**Problem to solve:**
Repeat the records below exactly.

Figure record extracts
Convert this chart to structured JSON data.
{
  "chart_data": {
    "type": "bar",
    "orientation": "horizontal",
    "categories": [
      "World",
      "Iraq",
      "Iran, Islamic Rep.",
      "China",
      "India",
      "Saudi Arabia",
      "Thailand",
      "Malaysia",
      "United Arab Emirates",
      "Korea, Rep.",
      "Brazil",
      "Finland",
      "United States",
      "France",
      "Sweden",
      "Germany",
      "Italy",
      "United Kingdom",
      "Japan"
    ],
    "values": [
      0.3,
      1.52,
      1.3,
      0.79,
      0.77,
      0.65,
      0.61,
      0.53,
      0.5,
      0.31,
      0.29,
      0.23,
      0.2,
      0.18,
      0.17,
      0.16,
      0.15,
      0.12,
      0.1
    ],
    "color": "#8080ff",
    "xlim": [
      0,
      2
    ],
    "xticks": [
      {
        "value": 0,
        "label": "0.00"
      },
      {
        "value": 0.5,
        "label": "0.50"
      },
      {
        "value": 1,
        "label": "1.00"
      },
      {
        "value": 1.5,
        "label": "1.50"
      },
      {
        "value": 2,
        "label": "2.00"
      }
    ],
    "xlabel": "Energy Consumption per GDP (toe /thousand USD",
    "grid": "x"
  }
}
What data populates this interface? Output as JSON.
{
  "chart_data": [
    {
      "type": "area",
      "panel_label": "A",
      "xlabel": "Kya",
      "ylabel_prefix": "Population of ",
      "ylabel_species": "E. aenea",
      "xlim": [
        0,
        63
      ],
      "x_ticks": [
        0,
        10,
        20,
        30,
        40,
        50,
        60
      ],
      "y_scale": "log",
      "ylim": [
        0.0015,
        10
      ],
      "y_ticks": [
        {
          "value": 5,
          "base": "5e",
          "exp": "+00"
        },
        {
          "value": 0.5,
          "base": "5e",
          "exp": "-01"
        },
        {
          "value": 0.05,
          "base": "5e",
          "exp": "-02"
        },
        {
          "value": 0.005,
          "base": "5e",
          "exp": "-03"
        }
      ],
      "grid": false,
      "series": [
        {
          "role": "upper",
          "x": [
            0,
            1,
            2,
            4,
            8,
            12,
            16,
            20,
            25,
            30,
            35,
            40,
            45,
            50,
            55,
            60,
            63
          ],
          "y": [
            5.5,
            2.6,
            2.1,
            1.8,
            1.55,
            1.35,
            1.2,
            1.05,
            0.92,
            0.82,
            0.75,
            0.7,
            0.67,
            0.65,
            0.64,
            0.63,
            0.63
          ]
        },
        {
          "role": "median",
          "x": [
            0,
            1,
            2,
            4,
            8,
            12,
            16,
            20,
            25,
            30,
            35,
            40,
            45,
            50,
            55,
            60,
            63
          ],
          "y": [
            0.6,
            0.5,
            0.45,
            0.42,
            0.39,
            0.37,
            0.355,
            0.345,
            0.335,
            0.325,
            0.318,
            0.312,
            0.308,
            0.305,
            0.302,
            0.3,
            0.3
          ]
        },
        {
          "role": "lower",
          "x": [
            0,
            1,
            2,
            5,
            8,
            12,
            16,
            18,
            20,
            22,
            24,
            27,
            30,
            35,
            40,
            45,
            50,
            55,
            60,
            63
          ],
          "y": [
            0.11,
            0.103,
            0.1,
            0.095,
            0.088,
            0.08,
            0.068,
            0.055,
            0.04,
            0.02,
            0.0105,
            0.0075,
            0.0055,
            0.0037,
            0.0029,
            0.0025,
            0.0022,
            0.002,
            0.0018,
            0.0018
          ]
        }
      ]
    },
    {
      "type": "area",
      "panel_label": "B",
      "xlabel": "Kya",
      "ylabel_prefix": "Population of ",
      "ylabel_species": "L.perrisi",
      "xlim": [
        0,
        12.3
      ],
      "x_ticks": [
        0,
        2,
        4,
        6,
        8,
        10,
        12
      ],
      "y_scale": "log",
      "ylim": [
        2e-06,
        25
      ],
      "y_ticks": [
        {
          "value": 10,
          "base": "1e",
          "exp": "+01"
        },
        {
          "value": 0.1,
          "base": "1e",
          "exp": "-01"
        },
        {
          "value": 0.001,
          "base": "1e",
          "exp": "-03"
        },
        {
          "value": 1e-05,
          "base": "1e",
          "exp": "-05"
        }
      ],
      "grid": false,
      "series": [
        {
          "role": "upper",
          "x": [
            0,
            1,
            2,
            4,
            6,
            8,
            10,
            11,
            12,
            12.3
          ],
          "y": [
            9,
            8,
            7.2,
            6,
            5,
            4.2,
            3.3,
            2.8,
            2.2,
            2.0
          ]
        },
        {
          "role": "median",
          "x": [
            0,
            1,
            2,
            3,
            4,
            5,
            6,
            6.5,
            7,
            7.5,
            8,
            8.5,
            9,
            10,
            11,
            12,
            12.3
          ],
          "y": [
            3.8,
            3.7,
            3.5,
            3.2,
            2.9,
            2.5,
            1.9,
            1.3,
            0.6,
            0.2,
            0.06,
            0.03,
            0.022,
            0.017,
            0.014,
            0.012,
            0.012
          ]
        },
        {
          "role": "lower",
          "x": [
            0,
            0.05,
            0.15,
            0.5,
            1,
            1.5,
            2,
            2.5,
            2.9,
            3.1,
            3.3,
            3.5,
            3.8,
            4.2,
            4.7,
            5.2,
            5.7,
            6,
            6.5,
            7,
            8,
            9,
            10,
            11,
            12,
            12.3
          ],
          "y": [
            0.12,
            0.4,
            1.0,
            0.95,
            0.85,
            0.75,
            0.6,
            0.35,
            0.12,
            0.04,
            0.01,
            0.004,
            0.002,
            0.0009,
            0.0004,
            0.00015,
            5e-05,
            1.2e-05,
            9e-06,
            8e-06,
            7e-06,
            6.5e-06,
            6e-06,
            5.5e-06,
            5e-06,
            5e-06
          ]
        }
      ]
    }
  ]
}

**Exercise output:**
Convert this chart to structured JSON data.
{
  "chart_data": {
    "type": "bar",
    "orientation": "horizontal",
    "categories": [
      "World",
      "Iraq",
      "Iran, Islamic Rep.",
      "China",
      "India",
      "Saudi Arabia",
      "Thailand",
      "Malaysia",
      "United Arab Emirates",
      "Korea, Rep.",
      "Brazil",
      "Finland",
      "United States",
      "France",
      "Sweden",
      "Germany",
      "Italy",
      "United Kingdom",
      "Japan"
    ],
    "values": [
      0.3,
      1.52,
      1.3,
      0.79,
      0.77,
      0.65,
      0.61,
      0.53,
      0.5,
      0.31,
      0.29,
      0.23,
      0.2,
      0.18,
      0.17,
      0.16,
      0.15,
      0.12,
      0.1
    ],
    "color": "#8080ff",
    "xlim": [
      0,
      2
    ],
    "xticks": [
      {
        "value": 0,
        "label": "0.00"
      },
      {
        "value": 0.5,
        "label": "0.50"
      },
      {
        "value": 1,
        "label": "1.00"
      },
      {
        "value": 1.5,
        "label": "1.50"
      },
      {
        "value": 2,
        "label": "2.00"
      }
    ],
    "xlabel": "Energy Consumption per GDP (toe /thousand USD",
    "grid": "x"
  }
}
What data populates this interface? Output as JSON.
{
  "chart_data": [
    {
      "type": "area",
      "panel_label": "A",
      "xlabel": "Kya",
      "ylabel_prefix": "Population of ",
      "ylabel_species": "E. aenea",
      "xlim": [
        0,
        63
      ],
      "x_ticks": [
        0,
        10,
        20,
        30,
        40,
        50,
        60
      ],
      "y_scale": "log",
      "ylim": [
        0.0015,
        10
      ],
      "y_ticks": [
        {
          "value": 5,
          "base": "5e",
          "exp": "+00"
        },
        {
          "value": 0.5,
          "base": "5e",
          "exp": "-01"
        },
        {
          "value": 0.05,
          "base": "5e",
          "exp": "-02"
        },
        {
          "value": 0.005,
          "base": "5e",
          "exp": "-03"
        }
      ],
      "grid": false,
      "series": [
        {
          "role": "upper",
          "x": [
            0,
            1,
            2,
            4,
            8,
            12,
            16,
            20,
            25,
            30,
            35,
            40,
            45,
            50,
            55,
            60,
            63
          ],
          "y": [
            5.5,
            2.6,
            2.1,
            1.8,
            1.55,
            1.35,
            1.2,
            1.05,
            0.92,
            0.82,
            0.75,
            0.7,
            0.67,
            0.65,
            0.64,
            0.63,
            0.63
          ]
        },
        {
          "role": "median",
          "x": [
            0,
            1,
            2,
            4,
            8,
            12,
            16,
            20,
            25,
            30,
            35,
            40,
            45,
            50,
            55,
            60,
            63
          ],
          "y": [
            0.6,
            0.5,
            0.45,
            0.42,
            0.39,
            0.37,
            0.355,
            0.345,
            0.335,
            0.325,
            0.318,
            0.312,
            0.308,
            0.305,
            0.302,
            0.3,
            0.3
          ]
        },
        {
          "role": "lower",
          "x": [
            0,
            1,
            2,
            5,
            8,
            12,
            16,
            18,
            20,
            22,
            24,
            27,
            30,
            35,
            40,
            45,
            50,
            55,
            60,
            63
          ],
          "y": [
            0.11,
            0.103,
            0.1,
            0.095,
            0.088,
            0.08,
            0.068,
            0.055,
            0.04,
            0.02,
            0.0105,
            0.0075,
            0.0055,
            0.0037,
            0.0029,
            0.0025,
            0.0022,
            0.002,
            0.0018,
            0.0018
          ]
        }
      ]
    },
    {
      "type": "area",
      "panel_label": "B",
      "xlabel": "Kya",
      "ylabel_prefix": "Population of ",
      "ylabel_species": "L.perrisi",
      "xlim": [
        0,
        12.3
      ],
      "x_ticks": [
        0,
        2,
        4,
        6,
        8,
        10,
        12
      ],
      "y_scale": "log",
      "ylim": [
        2e-06,
        25
      ],
      "y_ticks": [
        {
          "value": 10,
          "base": "1e",
          "exp": "+01"
        },
        {
          "value": 0.1,
          "base": "1e",
          "exp": "-01"
        },
        {
          "value": 0.001,
          "base": "1e",
          "exp": "-03"
        },
        {
          "value": 1e-05,
          "base": "1e",
          "exp": "-05"
        }
      ],
      "grid": false,
      "series": [
        {
          "role": "upper",
          "x": [
            0,
            1,
            2,
            4,
            6,
            8,
            10,
            11,
            12,
            12.3
          ],
          "y": [
            9,
            8,
            7.2,
            6,
            5,
            4.2,
            3.3,
            2.8,
            2.2,
            2.0
          ]
        },
        {
          "role": "median",
          "x": [
            0,
            1,
            2,
            3,
            4,
            5,
            6,
            6.5,
            7,
            7.5,
            8,
            8.5,
            9,
            10,
            11,
            12,
            12.3
          ],
          "y": [
            3.8,
            3.7,
            3.5,
            3.2,
            2.9,
            2.5,
            1.9,
            1.3,
            0.6,
            0.2,
            0.06,
            0.03,
            0.022,
            0.017,
            0.014,
            0.012,
            0.012
          ]
        },
        {
          "role": "lower",
          "x": [
            0,
            0.05,
            0.15,
            0.5,
            1,
            1.5,
            2,
            2.5,
            2.9,
            3.1,
            3.3,
            3.5,
            3.8,
            4.2,
            4.7,
            5.2,
            5.7,
            6,
            6.5,
            7,
            8,
            9,
            10,
            11,
            12,
            12.3
          ],
          "y": [
            0.12,
            0.4,
            1.0,
            0.95,
            0.85,
            0.75,
            0.6,
            0.35,
            0.12,
            0.04,
            0.01,
            0.004,
            0.002,
            0.0009,
            0.0004,
            0.00015,
            5e-05,
            1.2e-05,
            9e-06,
            8e-06,
            7e-06,
            6.5e-06,
            6e-06,
            5.5e-06,
            5e-06,
            5e-06
          ]
        }
      ]
    }
  ]
}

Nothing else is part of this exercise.